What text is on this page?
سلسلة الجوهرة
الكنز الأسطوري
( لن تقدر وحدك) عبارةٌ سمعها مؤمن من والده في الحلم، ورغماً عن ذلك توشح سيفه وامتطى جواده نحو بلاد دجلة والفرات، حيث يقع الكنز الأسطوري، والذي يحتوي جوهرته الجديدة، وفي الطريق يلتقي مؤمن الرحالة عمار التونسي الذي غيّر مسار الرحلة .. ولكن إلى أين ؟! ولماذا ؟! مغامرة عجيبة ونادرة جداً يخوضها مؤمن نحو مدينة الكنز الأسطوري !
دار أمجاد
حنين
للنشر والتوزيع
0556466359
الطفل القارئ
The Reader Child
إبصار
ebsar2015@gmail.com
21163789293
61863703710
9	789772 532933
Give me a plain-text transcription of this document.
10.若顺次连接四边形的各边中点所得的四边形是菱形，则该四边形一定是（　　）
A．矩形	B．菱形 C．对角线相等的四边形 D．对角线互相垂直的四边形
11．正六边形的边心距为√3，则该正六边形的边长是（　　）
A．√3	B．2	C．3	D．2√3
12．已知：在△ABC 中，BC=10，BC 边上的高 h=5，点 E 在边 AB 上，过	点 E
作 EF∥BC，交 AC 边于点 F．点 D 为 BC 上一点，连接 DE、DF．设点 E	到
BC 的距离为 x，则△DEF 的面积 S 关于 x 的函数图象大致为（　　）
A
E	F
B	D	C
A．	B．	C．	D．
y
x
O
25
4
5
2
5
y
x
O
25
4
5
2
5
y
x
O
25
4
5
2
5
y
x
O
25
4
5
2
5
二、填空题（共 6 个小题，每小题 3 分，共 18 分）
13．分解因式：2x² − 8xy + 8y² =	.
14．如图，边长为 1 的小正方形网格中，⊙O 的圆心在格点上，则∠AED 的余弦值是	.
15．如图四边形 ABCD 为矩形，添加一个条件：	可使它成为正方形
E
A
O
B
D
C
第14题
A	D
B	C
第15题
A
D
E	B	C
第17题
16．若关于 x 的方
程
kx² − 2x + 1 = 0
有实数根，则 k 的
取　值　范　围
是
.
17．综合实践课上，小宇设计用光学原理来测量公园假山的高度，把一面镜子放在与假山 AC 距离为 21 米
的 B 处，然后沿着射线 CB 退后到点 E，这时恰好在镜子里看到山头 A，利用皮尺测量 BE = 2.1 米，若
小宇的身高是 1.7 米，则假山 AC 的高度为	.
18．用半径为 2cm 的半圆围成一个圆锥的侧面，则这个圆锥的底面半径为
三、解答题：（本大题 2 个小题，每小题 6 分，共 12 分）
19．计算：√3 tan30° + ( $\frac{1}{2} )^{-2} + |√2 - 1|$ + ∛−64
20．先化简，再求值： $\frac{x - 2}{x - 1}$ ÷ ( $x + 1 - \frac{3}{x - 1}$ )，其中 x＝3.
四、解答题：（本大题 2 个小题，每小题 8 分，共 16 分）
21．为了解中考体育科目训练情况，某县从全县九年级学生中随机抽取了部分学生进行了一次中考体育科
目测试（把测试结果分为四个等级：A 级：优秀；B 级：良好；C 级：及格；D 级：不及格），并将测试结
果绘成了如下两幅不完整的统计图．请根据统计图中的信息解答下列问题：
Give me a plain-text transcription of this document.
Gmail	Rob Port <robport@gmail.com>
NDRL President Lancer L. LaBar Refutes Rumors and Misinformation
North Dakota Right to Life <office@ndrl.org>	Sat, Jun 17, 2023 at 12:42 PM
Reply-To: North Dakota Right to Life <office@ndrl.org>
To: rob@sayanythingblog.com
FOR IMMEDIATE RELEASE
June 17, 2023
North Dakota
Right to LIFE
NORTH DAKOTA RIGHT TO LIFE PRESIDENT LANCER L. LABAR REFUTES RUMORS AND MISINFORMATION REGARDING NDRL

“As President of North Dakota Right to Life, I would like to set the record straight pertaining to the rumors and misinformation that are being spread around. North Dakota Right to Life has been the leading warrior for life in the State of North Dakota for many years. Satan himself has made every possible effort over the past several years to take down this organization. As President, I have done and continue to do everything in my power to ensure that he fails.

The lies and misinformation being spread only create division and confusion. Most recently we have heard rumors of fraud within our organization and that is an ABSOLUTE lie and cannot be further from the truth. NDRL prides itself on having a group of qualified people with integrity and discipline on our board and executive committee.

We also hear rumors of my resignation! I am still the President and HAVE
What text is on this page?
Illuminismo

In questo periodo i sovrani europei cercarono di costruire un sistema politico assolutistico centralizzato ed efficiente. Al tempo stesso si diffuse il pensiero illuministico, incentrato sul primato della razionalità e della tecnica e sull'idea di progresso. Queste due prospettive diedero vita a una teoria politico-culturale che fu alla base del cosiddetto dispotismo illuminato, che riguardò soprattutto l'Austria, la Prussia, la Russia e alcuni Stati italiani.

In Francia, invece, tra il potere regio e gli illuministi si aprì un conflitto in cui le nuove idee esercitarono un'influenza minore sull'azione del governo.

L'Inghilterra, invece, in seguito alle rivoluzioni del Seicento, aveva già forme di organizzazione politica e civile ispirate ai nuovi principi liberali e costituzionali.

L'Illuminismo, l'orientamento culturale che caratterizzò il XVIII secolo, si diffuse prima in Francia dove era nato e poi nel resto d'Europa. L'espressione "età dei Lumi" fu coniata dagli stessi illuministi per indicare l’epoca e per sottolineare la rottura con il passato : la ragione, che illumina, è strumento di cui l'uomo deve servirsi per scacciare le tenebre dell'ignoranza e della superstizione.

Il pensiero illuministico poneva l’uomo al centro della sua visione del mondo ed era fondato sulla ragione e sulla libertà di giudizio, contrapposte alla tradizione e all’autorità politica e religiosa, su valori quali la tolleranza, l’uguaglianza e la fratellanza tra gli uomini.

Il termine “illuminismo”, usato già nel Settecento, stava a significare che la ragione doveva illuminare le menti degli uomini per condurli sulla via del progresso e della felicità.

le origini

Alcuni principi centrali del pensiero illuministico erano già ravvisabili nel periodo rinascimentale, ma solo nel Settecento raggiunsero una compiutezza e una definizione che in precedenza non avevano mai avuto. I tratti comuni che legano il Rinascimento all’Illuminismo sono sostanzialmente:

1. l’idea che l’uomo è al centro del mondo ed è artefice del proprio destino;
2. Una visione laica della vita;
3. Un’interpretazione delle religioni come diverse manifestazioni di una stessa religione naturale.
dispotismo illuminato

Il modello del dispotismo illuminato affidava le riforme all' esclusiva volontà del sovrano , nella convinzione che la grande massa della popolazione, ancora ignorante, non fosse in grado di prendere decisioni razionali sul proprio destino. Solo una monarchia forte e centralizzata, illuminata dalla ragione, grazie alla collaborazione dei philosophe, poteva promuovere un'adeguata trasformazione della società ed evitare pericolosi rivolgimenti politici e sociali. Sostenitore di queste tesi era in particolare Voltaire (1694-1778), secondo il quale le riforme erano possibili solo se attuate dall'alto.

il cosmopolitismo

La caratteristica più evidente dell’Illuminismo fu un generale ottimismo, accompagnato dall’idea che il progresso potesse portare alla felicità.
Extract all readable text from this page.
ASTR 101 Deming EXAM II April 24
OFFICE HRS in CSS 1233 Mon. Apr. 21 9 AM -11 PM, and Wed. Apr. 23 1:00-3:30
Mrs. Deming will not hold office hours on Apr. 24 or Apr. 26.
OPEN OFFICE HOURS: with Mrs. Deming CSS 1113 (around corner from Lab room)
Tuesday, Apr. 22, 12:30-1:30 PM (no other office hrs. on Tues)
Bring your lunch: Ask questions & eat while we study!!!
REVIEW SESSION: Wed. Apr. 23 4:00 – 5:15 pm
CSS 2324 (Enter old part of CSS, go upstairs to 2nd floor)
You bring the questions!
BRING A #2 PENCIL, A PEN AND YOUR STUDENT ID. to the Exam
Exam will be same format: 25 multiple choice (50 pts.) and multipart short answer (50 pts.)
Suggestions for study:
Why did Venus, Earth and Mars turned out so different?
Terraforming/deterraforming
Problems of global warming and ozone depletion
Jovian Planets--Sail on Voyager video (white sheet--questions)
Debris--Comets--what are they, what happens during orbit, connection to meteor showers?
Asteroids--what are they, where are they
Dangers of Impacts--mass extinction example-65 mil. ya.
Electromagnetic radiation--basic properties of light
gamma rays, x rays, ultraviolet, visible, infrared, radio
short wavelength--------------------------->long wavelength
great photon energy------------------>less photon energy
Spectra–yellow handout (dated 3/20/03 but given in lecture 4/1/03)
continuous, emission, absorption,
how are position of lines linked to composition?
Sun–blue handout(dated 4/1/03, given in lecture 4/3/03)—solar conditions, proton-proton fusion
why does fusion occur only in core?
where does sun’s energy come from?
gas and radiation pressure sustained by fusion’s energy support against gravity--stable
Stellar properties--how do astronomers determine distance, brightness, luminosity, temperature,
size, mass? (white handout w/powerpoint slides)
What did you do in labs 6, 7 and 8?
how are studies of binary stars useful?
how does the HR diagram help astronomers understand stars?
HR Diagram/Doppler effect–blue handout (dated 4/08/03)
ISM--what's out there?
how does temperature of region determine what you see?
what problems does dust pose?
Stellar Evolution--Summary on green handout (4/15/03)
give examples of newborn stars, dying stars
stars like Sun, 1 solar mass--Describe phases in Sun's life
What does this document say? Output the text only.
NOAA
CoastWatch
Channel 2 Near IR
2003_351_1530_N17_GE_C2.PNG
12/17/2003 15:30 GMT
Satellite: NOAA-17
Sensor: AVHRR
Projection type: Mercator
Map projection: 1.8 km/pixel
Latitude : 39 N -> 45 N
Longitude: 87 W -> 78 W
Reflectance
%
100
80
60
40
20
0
◇ ◇ ◇ ◇ ◇ ◇ ◇
Your task: Tell how many lines in the material contain the word "study". Only the number is wanted.

Finished task: 2